Exactly reproduce the lines that follow.

(Data records)
--- Begin ---

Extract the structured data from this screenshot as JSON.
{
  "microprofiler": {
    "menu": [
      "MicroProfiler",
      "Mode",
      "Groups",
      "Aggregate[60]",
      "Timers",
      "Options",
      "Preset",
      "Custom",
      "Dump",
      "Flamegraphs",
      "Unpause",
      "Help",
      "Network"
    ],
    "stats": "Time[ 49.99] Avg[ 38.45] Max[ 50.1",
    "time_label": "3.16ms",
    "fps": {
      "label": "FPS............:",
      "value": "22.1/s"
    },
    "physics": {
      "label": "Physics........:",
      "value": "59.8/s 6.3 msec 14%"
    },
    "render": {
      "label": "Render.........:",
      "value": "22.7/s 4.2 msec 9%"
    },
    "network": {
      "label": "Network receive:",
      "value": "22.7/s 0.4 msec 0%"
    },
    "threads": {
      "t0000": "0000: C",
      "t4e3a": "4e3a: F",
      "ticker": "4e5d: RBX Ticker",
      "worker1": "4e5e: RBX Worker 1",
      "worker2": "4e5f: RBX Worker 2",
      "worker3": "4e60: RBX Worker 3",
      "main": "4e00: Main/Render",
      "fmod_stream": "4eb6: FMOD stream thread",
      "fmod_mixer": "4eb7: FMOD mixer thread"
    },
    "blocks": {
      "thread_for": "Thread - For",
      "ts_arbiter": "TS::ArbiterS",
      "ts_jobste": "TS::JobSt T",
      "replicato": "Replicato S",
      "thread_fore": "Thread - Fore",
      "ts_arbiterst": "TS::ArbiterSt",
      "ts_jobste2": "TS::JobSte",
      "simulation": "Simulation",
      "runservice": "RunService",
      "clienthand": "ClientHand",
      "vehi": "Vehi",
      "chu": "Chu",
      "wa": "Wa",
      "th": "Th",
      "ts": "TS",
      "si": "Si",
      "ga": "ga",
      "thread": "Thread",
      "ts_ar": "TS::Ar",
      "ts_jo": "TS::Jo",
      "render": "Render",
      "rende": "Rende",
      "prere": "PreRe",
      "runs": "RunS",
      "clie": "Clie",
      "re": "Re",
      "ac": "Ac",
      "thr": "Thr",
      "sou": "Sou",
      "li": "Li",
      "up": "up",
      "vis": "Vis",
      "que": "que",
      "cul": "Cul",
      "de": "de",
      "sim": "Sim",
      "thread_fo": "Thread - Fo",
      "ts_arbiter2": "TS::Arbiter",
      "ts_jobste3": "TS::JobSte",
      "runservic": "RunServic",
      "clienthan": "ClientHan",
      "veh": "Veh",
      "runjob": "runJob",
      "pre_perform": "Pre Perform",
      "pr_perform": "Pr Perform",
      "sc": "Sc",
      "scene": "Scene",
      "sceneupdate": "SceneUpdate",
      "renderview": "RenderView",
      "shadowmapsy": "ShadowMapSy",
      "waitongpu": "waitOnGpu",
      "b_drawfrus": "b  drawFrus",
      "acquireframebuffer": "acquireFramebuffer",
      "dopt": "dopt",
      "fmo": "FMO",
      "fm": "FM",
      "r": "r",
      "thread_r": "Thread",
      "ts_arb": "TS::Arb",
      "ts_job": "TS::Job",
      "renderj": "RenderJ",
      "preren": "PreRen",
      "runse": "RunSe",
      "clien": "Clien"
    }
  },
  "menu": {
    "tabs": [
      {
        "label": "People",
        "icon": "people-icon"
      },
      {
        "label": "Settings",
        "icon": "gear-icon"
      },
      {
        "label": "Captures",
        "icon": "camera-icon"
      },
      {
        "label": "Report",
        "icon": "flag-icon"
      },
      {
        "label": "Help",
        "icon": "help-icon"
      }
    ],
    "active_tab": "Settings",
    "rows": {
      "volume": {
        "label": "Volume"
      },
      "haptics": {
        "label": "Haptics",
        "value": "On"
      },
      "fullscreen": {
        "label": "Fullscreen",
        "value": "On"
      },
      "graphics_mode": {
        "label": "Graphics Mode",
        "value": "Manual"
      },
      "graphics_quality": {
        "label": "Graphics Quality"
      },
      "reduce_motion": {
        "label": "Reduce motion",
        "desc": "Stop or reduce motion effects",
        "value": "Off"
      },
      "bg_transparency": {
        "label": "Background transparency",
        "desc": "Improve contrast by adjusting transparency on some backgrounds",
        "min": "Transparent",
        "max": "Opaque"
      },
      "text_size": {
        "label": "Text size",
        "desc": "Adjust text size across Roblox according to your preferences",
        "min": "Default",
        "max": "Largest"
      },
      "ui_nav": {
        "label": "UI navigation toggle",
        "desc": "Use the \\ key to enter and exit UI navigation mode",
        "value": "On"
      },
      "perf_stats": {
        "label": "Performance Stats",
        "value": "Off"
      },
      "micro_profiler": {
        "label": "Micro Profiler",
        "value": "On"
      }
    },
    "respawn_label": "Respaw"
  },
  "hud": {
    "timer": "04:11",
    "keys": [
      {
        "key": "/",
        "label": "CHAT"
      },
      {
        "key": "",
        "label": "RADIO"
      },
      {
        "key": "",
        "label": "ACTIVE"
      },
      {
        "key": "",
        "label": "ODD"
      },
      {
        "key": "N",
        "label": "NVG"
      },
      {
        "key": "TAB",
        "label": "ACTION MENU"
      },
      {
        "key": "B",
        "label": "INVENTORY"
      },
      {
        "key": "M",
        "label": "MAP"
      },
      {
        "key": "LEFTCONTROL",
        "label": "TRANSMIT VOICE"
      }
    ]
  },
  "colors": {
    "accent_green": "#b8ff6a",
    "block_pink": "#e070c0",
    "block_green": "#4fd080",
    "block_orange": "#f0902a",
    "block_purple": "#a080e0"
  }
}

--- End ---

## Task result:
Extract the structured data from this screenshot as JSON.
{
  "microprofiler": {
    "menu": [
      "MicroProfiler",
      "Mode",
      "Groups",
      "Aggregate[60]",
      "Timers",
      "Options",
      "Preset",
      "Custom",
      "Dump",
      "Flamegraphs",
      "Unpause",
      "Help",
      "Network"
    ],
    "stats": "Time[ 49.99] Avg[ 38.45] Max[ 50.1",
    "time_label": "3.16ms",
    "fps": {
      "label": "FPS............:",
      "value": "22.1/s"
    },
    "physics": {
      "label": "Physics........:",
      "value": "59.8/s 6.3 msec 14%"
    },
    "render": {
      "label": "Render.........:",
      "value": "22.7/s 4.2 msec 9%"
    },
    "network": {
      "label": "Network receive:",
      "value": "22.7/s 0.4 msec 0%"
    },
    "threads": {
      "t0000": "0000: C",
      "t4e3a": "4e3a: F",
      "ticker": "4e5d: RBX Ticker",
      "worker1": "4e5e: RBX Worker 1",
      "worker2": "4e5f: RBX Worker 2",
      "worker3": "4e60: RBX Worker 3",
      "main": "4e00: Main/Render",
      "fmod_stream": "4eb6: FMOD stream thread",
      "fmod_mixer": "4eb7: FMOD mixer thread"
    },
    "blocks": {
      "thread_for": "Thread - For",
      "ts_arbiter": "TS::ArbiterS",
      "ts_jobste": "TS::JobSt T",
      "replicato": "Replicato S",
      "thread_fore": "Thread - Fore",
      "ts_arbiterst": "TS::ArbiterSt",
      "ts_jobste2": "TS::JobSte",
      "simulation": "Simulation",
      "runservice": "RunService",
      "clienthand": "ClientHand",
      "vehi": "Vehi",
      "chu": "Chu",
      "wa": "Wa",
      "th": "Th",
      "ts": "TS",
      "si": "Si",
      "ga": "ga",
      "thread": "Thread",
      "ts_ar": "TS::Ar",
      "ts_jo": "TS::Jo",
      "render": "Render",
      "rende": "Rende",
      "prere": "PreRe",
      "runs": "RunS",
      "clie": "Clie",
      "re": "Re",
      "ac": "Ac",
      "thr": "Thr",
      "sou": "Sou",
      "li": "Li",
      "up": "up",
      "vis": "Vis",
      "que": "que",
      "cul": "Cul",
      "de": "de",
      "sim": "Sim",
      "thread_fo": "Thread - Fo",
      "ts_arbiter2": "TS::Arbiter",
      "ts_jobste3": "TS::JobSte",
      "runservic": "RunServic",
      "clienthan": "ClientHan",
      "veh": "Veh",
      "runjob": "runJob",
      "pre_perform": "Pre Perform",
      "pr_perform": "Pr Perform",
      "sc": "Sc",
      "scene": "Scene",
      "sceneupdate": "SceneUpdate",
      "renderview": "RenderView",
      "shadowmapsy": "ShadowMapSy",
      "waitongpu": "waitOnGpu",
      "b_drawfrus": "b  drawFrus",
      "acquireframebuffer": "acquireFramebuffer",
      "dopt": "dopt",
      "fmo": "FMO",
      "fm": "FM",
      "r": "r",
      "thread_r": "Thread",
      "ts_arb": "TS::Arb",
      "ts_job": "TS::Job",
      "renderj": "RenderJ",
      "preren": "PreRen",
      "runse": "RunSe",
      "clien": "Clien"
    }
  },
  "menu": {
    "tabs": [
      {
        "label": "People",
        "icon": "people-icon"
      },
      {
        "label": "Settings",
        "icon": "gear-icon"
      },
      {
        "label": "Captures",
        "icon": "camera-icon"
      },
      {
        "label": "Report",
        "icon": "flag-icon"
      },
      {
        "label": "Help",
        "icon": "help-icon"
      }
    ],
    "active_tab": "Settings",
    "rows": {
      "volume": {
        "label": "Volume"
      },
      "haptics": {
        "label": "Haptics",
        "value": "On"
      },
      "fullscreen": {
        "label": "Fullscreen",
        "value": "On"
      },
      "graphics_mode": {
        "label": "Graphics Mode",
        "value": "Manual"
      },
      "graphics_quality": {
        "label": "Graphics Quality"
      },
      "reduce_motion": {
        "label": "Reduce motion",
        "desc": "Stop or reduce motion effects",
        "value": "Off"
      },
      "bg_transparency": {
        "label": "Background transparency",
        "desc": "Improve contrast by adjusting transparency on some backgrounds",
        "min": "Transparent",
        "max": "Opaque"
      },
      "text_size": {
        "label": "Text size",
        "desc": "Adjust text size across Roblox according to your preferences",
        "min": "Default",
        "max": "Largest"
      },
      "ui_nav": {
        "label": "UI navigation toggle",
        "desc": "Use the \\ key to enter and exit UI navigation mode",
        "value": "On"
      },
      "perf_stats": {
        "label": "Performance Stats",
        "value": "Off"
      },
      "micro_profiler": {
        "label": "Micro Profiler",
        "value": "On"
      }
    },
    "respawn_label": "Respaw"
  },
  "hud": {
    "timer": "04:11",
    "keys": [
      {
        "key": "/",
        "label": "CHAT"
      },
      {
        "key": "",
        "label": "RADIO"
      },
      {
        "key": "",
        "label": "ACTIVE"
      },
      {
        "key": "",
        "label": "ODD"
      },
      {
        "key": "N",
        "label": "NVG"
      },
      {
        "key": "TAB",
        "label": "ACTION MENU"
      },
      {
        "key": "B",
        "label": "INVENTORY"
      },
      {
        "key": "M",
        "label": "MAP"
      },
      {
        "key": "LEFTCONTROL",
        "label": "TRANSMIT VOICE"
      }
    ]
  },
  "colors": {
    "accent_green": "#b8ff6a",
    "block_pink": "#e070c0",
    "block_green": "#4fd080",
    "block_orange": "#f0902a",
    "block_purple": "#a080e0"
  }
}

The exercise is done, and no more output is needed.